* **SET EXERCISE**: Copy every item below word for word, leaving out the pictures.

Image-based layout entries:
· · ·

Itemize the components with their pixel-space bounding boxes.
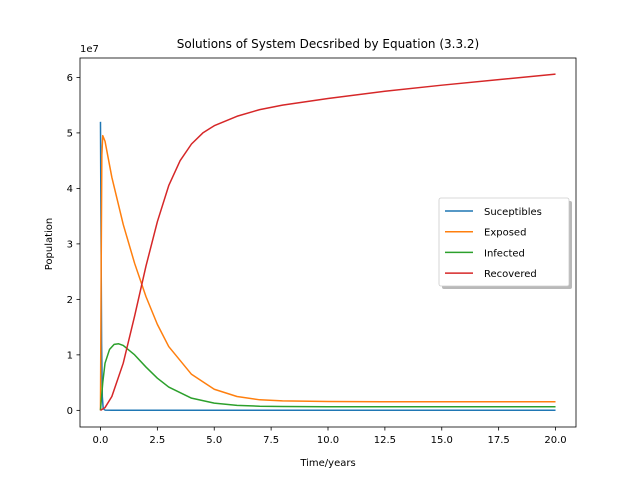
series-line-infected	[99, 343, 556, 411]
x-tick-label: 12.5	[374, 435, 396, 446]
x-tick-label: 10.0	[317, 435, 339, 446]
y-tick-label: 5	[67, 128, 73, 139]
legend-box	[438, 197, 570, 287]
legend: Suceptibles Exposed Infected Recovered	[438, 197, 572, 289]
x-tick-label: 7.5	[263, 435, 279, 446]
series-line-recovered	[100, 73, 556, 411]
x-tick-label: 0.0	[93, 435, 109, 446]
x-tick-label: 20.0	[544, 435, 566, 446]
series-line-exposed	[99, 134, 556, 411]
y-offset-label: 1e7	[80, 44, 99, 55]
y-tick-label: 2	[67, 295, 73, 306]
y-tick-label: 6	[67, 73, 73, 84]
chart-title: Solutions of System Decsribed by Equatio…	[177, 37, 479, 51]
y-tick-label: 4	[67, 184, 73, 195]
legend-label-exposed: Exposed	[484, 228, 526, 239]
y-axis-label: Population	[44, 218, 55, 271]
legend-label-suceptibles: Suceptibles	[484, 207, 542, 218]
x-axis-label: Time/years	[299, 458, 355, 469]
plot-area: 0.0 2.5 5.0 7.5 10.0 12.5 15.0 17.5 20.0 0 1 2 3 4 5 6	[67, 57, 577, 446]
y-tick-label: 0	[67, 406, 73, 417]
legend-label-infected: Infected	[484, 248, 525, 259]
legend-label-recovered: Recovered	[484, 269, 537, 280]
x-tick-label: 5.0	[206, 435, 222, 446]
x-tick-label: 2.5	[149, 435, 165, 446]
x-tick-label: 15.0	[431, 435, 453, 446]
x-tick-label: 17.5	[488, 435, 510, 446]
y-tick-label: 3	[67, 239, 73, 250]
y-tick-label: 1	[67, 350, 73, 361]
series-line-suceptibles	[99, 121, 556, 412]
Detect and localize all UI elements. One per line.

· · ·

* **RESPONSE BELOW**:
Itemize the components with their pixel-space bounding boxes.
series-line-infected	[99, 343, 556, 411]
x-tick-label: 12.5	[374, 435, 396, 446]
x-tick-label: 10.0	[317, 435, 339, 446]
y-tick-label: 5	[67, 128, 73, 139]
legend-box	[438, 197, 570, 287]
legend: Suceptibles Exposed Infected Recovered	[438, 197, 572, 289]
x-tick-label: 7.5	[263, 435, 279, 446]
series-line-recovered	[100, 73, 556, 411]
x-tick-label: 0.0	[93, 435, 109, 446]
x-tick-label: 20.0	[544, 435, 566, 446]
series-line-exposed	[99, 134, 556, 411]
y-offset-label: 1e7	[80, 44, 99, 55]
y-tick-label: 2	[67, 295, 73, 306]
y-tick-label: 6	[67, 73, 73, 84]
chart-title: Solutions of System Decsribed by Equatio…	[177, 37, 479, 51]
y-tick-label: 4	[67, 184, 73, 195]
legend-label-exposed: Exposed	[484, 228, 526, 239]
y-axis-label: Population	[44, 218, 55, 271]
legend-label-suceptibles: Suceptibles	[484, 207, 542, 218]
x-axis-label: Time/years	[299, 458, 355, 469]
plot-area: 0.0 2.5 5.0 7.5 10.0 12.5 15.0 17.5 20.0 0 1 2 3 4 5 6	[67, 57, 577, 446]
y-tick-label: 0	[67, 406, 73, 417]
legend-label-infected: Infected	[484, 248, 525, 259]
legend-label-recovered: Recovered	[484, 269, 537, 280]
x-tick-label: 5.0	[206, 435, 222, 446]
x-tick-label: 2.5	[149, 435, 165, 446]
x-tick-label: 15.0	[431, 435, 453, 446]
x-tick-label: 17.5	[488, 435, 510, 446]
y-tick-label: 3	[67, 239, 73, 250]
y-tick-label: 1	[67, 350, 73, 361]
series-line-suceptibles	[99, 121, 556, 412]
Detect and localize all UI elements. One per line.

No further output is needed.